Exercise task
An exact reproduction of the records is required, with all images left out.

Data provided
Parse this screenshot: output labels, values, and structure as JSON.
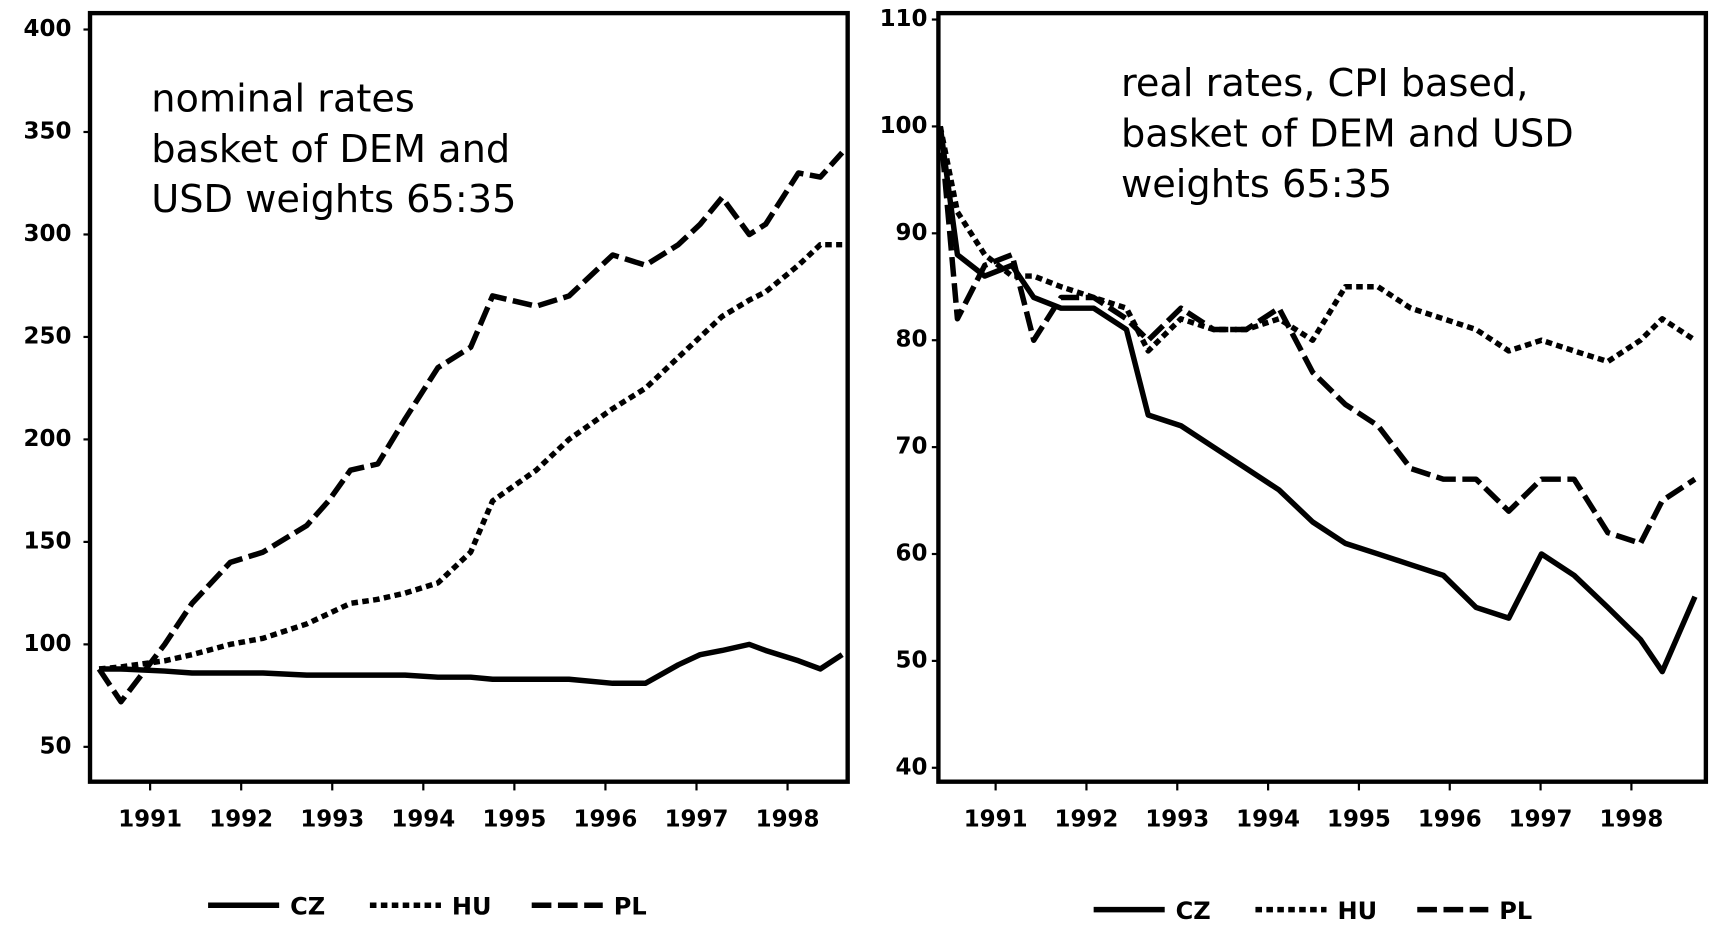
{
  "chart_data": [
    {
      "type": "line",
      "title": [
        "nominal rates",
        "basket of DEM and",
        "USD weights 65:35"
      ],
      "x": [
        1990.44,
        1990.68,
        1991.16,
        1991.46,
        1991.88,
        1992.24,
        1992.72,
        1992.96,
        1993.2,
        1993.5,
        1993.8,
        1994.16,
        1994.52,
        1994.76,
        1995.24,
        1995.6,
        1996.08,
        1996.44,
        1996.8,
        1997.04,
        1997.28,
        1997.58,
        1997.76,
        1998.12,
        1998.36,
        1998.6
      ],
      "series": [
        {
          "name": "CZ",
          "color": "#000000",
          "style": "solid",
          "values": [
            88,
            88,
            87,
            86,
            86,
            86,
            85,
            85,
            85,
            85,
            85,
            84,
            84,
            83,
            83,
            83,
            81,
            81,
            90,
            95,
            97,
            100,
            97,
            92,
            88,
            95
          ]
        },
        {
          "name": "HU",
          "color": "#000000",
          "style": "dotted",
          "values": [
            88,
            89,
            92,
            95,
            100,
            103,
            110,
            115,
            120,
            122,
            125,
            130,
            145,
            170,
            185,
            200,
            215,
            225,
            240,
            250,
            260,
            268,
            272,
            285,
            295,
            295
          ]
        },
        {
          "name": "PL",
          "color": "#000000",
          "style": "dashed",
          "values": [
            88,
            72,
            100,
            120,
            140,
            145,
            158,
            170,
            185,
            188,
            210,
            235,
            245,
            270,
            265,
            270,
            290,
            285,
            295,
            305,
            318,
            300,
            305,
            330,
            328,
            340
          ]
        }
      ],
      "xlim": [
        1990.34,
        1998.66
      ],
      "xticks": [
        1991,
        1992,
        1993,
        1994,
        1995,
        1996,
        1997,
        1998
      ],
      "ylim": [
        33,
        408
      ],
      "yticks": [
        50,
        100,
        150,
        200,
        250,
        300,
        350,
        400
      ]
    },
    {
      "type": "line",
      "title": [
        "real rates, CPI based,",
        "basket of DEM and USD",
        "weights 65:35"
      ],
      "x": [
        1990.39,
        1990.58,
        1990.88,
        1991.18,
        1991.42,
        1991.72,
        1992.08,
        1992.44,
        1992.68,
        1993.04,
        1993.4,
        1993.76,
        1994.12,
        1994.49,
        1994.85,
        1995.21,
        1995.57,
        1995.93,
        1996.29,
        1996.65,
        1997.01,
        1997.37,
        1997.74,
        1998.1,
        1998.34,
        1998.7
      ],
      "series": [
        {
          "name": "CZ",
          "color": "#000000",
          "style": "solid",
          "values": [
            100,
            88,
            86,
            87,
            84,
            83,
            83,
            81,
            73,
            72,
            70,
            68,
            66,
            63,
            61,
            60,
            59,
            58,
            55,
            54,
            60,
            58,
            55,
            52,
            49,
            56
          ]
        },
        {
          "name": "HU",
          "color": "#000000",
          "style": "dotted",
          "values": [
            100,
            92,
            88,
            86,
            86,
            85,
            84,
            83,
            79,
            82,
            81,
            81,
            82,
            80,
            85,
            85,
            83,
            82,
            81,
            79,
            80,
            79,
            78,
            80,
            82,
            80
          ]
        },
        {
          "name": "PL",
          "color": "#000000",
          "style": "dashed",
          "values": [
            100,
            82,
            87,
            88,
            80,
            84,
            84,
            82,
            80,
            83,
            81,
            81,
            83,
            77,
            74,
            72,
            68,
            67,
            67,
            64,
            67,
            67,
            62,
            61,
            65,
            67
          ]
        }
      ],
      "xlim": [
        1990.37,
        1998.82
      ],
      "xticks": [
        1991,
        1992,
        1993,
        1994,
        1995,
        1996,
        1997,
        1998
      ],
      "ylim": [
        38.7,
        110.6
      ],
      "yticks": [
        40,
        50,
        60,
        70,
        80,
        90,
        100,
        110
      ]
    }
  ]
}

Finished answer
Parse this screenshot: output labels, values, and structure as JSON.
{
  "chart_data": [
    {
      "type": "line",
      "title": [
        "nominal rates",
        "basket of DEM and",
        "USD weights 65:35"
      ],
      "x": [
        1990.44,
        1990.68,
        1991.16,
        1991.46,
        1991.88,
        1992.24,
        1992.72,
        1992.96,
        1993.2,
        1993.5,
        1993.8,
        1994.16,
        1994.52,
        1994.76,
        1995.24,
        1995.6,
        1996.08,
        1996.44,
        1996.8,
        1997.04,
        1997.28,
        1997.58,
        1997.76,
        1998.12,
        1998.36,
        1998.6
      ],
      "series": [
        {
          "name": "CZ",
          "color": "#000000",
          "style": "solid",
          "values": [
            88,
            88,
            87,
            86,
            86,
            86,
            85,
            85,
            85,
            85,
            85,
            84,
            84,
            83,
            83,
            83,
            81,
            81,
            90,
            95,
            97,
            100,
            97,
            92,
            88,
            95
          ]
        },
        {
          "name": "HU",
          "color": "#000000",
          "style": "dotted",
          "values": [
            88,
            89,
            92,
            95,
            100,
            103,
            110,
            115,
            120,
            122,
            125,
            130,
            145,
            170,
            185,
            200,
            215,
            225,
            240,
            250,
            260,
            268,
            272,
            285,
            295,
            295
          ]
        },
        {
          "name": "PL",
          "color": "#000000",
          "style": "dashed",
          "values": [
            88,
            72,
            100,
            120,
            140,
            145,
            158,
            170,
            185,
            188,
            210,
            235,
            245,
            270,
            265,
            270,
            290,
            285,
            295,
            305,
            318,
            300,
            305,
            330,
            328,
            340
          ]
        }
      ],
      "xlim": [
        1990.34,
        1998.66
      ],
      "xticks": [
        1991,
        1992,
        1993,
        1994,
        1995,
        1996,
        1997,
        1998
      ],
      "ylim": [
        33,
        408
      ],
      "yticks": [
        50,
        100,
        150,
        200,
        250,
        300,
        350,
        400
      ]
    },
    {
      "type": "line",
      "title": [
        "real rates, CPI based,",
        "basket of DEM and USD",
        "weights 65:35"
      ],
      "x": [
        1990.39,
        1990.58,
        1990.88,
        1991.18,
        1991.42,
        1991.72,
        1992.08,
        1992.44,
        1992.68,
        1993.04,
        1993.4,
        1993.76,
        1994.12,
        1994.49,
        1994.85,
        1995.21,
        1995.57,
        1995.93,
        1996.29,
        1996.65,
        1997.01,
        1997.37,
        1997.74,
        1998.1,
        1998.34,
        1998.7
      ],
      "series": [
        {
          "name": "CZ",
          "color": "#000000",
          "style": "solid",
          "values": [
            100,
            88,
            86,
            87,
            84,
            83,
            83,
            81,
            73,
            72,
            70,
            68,
            66,
            63,
            61,
            60,
            59,
            58,
            55,
            54,
            60,
            58,
            55,
            52,
            49,
            56
          ]
        },
        {
          "name": "HU",
          "color": "#000000",
          "style": "dotted",
          "values": [
            100,
            92,
            88,
            86,
            86,
            85,
            84,
            83,
            79,
            82,
            81,
            81,
            82,
            80,
            85,
            85,
            83,
            82,
            81,
            79,
            80,
            79,
            78,
            80,
            82,
            80
          ]
        },
        {
          "name": "PL",
          "color": "#000000",
          "style": "dashed",
          "values": [
            100,
            82,
            87,
            88,
            80,
            84,
            84,
            82,
            80,
            83,
            81,
            81,
            83,
            77,
            74,
            72,
            68,
            67,
            67,
            64,
            67,
            67,
            62,
            61,
            65,
            67
          ]
        }
      ],
      "xlim": [
        1990.37,
        1998.82
      ],
      "xticks": [
        1991,
        1992,
        1993,
        1994,
        1995,
        1996,
        1997,
        1998
      ],
      "ylim": [
        38.7,
        110.6
      ],
      "yticks": [
        40,
        50,
        60,
        70,
        80,
        90,
        100,
        110
      ]
    }
  ]
}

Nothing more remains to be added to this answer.